Task to complete
Reproduce all entries precisely, down to the last character.

Material shown
§
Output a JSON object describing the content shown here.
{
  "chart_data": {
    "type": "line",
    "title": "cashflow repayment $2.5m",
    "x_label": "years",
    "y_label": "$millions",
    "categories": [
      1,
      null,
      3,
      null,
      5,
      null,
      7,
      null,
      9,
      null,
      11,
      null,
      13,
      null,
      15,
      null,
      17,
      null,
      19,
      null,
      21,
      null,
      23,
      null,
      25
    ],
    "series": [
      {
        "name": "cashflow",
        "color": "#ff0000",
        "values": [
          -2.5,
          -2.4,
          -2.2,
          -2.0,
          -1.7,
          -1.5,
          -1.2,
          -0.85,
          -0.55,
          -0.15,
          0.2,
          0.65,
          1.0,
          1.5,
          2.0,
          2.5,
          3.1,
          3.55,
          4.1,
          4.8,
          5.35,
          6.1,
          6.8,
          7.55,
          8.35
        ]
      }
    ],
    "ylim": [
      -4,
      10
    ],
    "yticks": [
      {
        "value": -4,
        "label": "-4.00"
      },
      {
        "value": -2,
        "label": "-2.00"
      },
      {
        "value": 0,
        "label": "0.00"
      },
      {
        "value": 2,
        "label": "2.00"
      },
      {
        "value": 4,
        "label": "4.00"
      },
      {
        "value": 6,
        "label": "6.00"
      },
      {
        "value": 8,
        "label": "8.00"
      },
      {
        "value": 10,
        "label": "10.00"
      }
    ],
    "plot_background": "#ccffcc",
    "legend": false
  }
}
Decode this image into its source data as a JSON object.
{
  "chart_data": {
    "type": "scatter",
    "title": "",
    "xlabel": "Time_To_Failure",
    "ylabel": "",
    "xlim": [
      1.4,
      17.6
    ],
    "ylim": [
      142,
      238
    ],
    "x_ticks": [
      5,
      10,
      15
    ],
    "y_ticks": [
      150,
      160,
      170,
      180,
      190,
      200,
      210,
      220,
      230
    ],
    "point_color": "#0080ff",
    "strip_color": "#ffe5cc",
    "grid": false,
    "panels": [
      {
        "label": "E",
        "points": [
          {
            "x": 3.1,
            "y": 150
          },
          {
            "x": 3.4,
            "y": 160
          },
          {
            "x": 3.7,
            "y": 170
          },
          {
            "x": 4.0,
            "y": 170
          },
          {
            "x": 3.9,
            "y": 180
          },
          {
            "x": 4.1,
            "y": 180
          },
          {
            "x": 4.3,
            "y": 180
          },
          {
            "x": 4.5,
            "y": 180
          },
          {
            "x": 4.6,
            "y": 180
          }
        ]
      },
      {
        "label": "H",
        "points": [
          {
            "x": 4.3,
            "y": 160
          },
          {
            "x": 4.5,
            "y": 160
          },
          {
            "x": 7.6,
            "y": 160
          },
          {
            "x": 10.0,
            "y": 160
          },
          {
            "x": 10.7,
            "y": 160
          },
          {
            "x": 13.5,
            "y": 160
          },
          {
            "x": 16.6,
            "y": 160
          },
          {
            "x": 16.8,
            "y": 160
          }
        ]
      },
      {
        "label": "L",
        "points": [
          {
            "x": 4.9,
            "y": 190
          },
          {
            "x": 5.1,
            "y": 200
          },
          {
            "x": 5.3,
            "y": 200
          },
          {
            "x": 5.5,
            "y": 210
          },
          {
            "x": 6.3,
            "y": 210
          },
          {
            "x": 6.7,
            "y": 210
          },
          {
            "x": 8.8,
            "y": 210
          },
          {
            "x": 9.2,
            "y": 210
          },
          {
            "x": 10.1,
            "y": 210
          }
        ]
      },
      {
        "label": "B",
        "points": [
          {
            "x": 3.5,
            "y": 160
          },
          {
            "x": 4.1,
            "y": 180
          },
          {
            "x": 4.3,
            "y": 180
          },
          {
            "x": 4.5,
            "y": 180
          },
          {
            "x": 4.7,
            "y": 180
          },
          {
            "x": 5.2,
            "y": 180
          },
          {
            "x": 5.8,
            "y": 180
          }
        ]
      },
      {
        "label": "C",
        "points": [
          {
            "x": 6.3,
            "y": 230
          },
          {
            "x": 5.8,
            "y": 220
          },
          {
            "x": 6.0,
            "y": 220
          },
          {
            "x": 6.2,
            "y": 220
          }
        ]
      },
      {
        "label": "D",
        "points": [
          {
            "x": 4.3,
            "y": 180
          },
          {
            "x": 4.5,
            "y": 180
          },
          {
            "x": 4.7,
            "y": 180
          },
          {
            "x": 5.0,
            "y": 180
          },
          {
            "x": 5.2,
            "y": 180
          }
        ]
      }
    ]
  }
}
§
The reply
Output a JSON object describing the content shown here.
{
  "chart_data": {
    "type": "line",
    "title": "cashflow repayment $2.5m",
    "x_label": "years",
    "y_label": "$millions",
    "categories": [
      1,
      null,
      3,
      null,
      5,
      null,
      7,
      null,
      9,
      null,
      11,
      null,
      13,
      null,
      15,
      null,
      17,
      null,
      19,
      null,
      21,
      null,
      23,
      null,
      25
    ],
    "series": [
      {
        "name": "cashflow",
        "color": "#ff0000",
        "values": [
          -2.5,
          -2.4,
          -2.2,
          -2.0,
          -1.7,
          -1.5,
          -1.2,
          -0.85,
          -0.55,
          -0.15,
          0.2,
          0.65,
          1.0,
          1.5,
          2.0,
          2.5,
          3.1,
          3.55,
          4.1,
          4.8,
          5.35,
          6.1,
          6.8,
          7.55,
          8.35
        ]
      }
    ],
    "ylim": [
      -4,
      10
    ],
    "yticks": [
      {
        "value": -4,
        "label": "-4.00"
      },
      {
        "value": -2,
        "label": "-2.00"
      },
      {
        "value": 0,
        "label": "0.00"
      },
      {
        "value": 2,
        "label": "2.00"
      },
      {
        "value": 4,
        "label": "4.00"
      },
      {
        "value": 6,
        "label": "6.00"
      },
      {
        "value": 8,
        "label": "8.00"
      },
      {
        "value": 10,
        "label": "10.00"
      }
    ],
    "plot_background": "#ccffcc",
    "legend": false
  }
}
Decode this image into its source data as a JSON object.
{
  "chart_data": {
    "type": "scatter",
    "title": "",
    "xlabel": "Time_To_Failure",
    "ylabel": "",
    "xlim": [
      1.4,
      17.6
    ],
    "ylim": [
      142,
      238
    ],
    "x_ticks": [
      5,
      10,
      15
    ],
    "y_ticks": [
      150,
      160,
      170,
      180,
      190,
      200,
      210,
      220,
      230
    ],
    "point_color": "#0080ff",
    "strip_color": "#ffe5cc",
    "grid": false,
    "panels": [
      {
        "label": "E",
        "points": [
          {
            "x": 3.1,
            "y": 150
          },
          {
            "x": 3.4,
            "y": 160
          },
          {
            "x": 3.7,
            "y": 170
          },
          {
            "x": 4.0,
            "y": 170
          },
          {
            "x": 3.9,
            "y": 180
          },
          {
            "x": 4.1,
            "y": 180
          },
          {
            "x": 4.3,
            "y": 180
          },
          {
            "x": 4.5,
            "y": 180
          },
          {
            "x": 4.6,
            "y": 180
          }
        ]
      },
      {
        "label": "H",
        "points": [
          {
            "x": 4.3,
            "y": 160
          },
          {
            "x": 4.5,
            "y": 160
          },
          {
            "x": 7.6,
            "y": 160
          },
          {
            "x": 10.0,
            "y": 160
          },
          {
            "x": 10.7,
            "y": 160
          },
          {
            "x": 13.5,
            "y": 160
          },
          {
            "x": 16.6,
            "y": 160
          },
          {
            "x": 16.8,
            "y": 160
          }
        ]
      },
      {
        "label": "L",
        "points": [
          {
            "x": 4.9,
            "y": 190
          },
          {
            "x": 5.1,
            "y": 200
          },
          {
            "x": 5.3,
            "y": 200
          },
          {
            "x": 5.5,
            "y": 210
          },
          {
            "x": 6.3,
            "y": 210
          },
          {
            "x": 6.7,
            "y": 210
          },
          {
            "x": 8.8,
            "y": 210
          },
          {
            "x": 9.2,
            "y": 210
          },
          {
            "x": 10.1,
            "y": 210
          }
        ]
      },
      {
        "label": "B",
        "points": [
          {
            "x": 3.5,
            "y": 160
          },
          {
            "x": 4.1,
            "y": 180
          },
          {
            "x": 4.3,
            "y": 180
          },
          {
            "x": 4.5,
            "y": 180
          },
          {
            "x": 4.7,
            "y": 180
          },
          {
            "x": 5.2,
            "y": 180
          },
          {
            "x": 5.8,
            "y": 180
          }
        ]
      },
      {
        "label": "C",
        "points": [
          {
            "x": 6.3,
            "y": 230
          },
          {
            "x": 5.8,
            "y": 220
          },
          {
            "x": 6.0,
            "y": 220
          },
          {
            "x": 6.2,
            "y": 220
          }
        ]
      },
      {
        "label": "D",
        "points": [
          {
            "x": 4.3,
            "y": 180
          },
          {
            "x": 4.5,
            "y": 180
          },
          {
            "x": 4.7,
            "y": 180
          },
          {
            "x": 5.0,
            "y": 180
          },
          {
            "x": 5.2,
            "y": 180
          }
        ]
      }
    ]
  }
}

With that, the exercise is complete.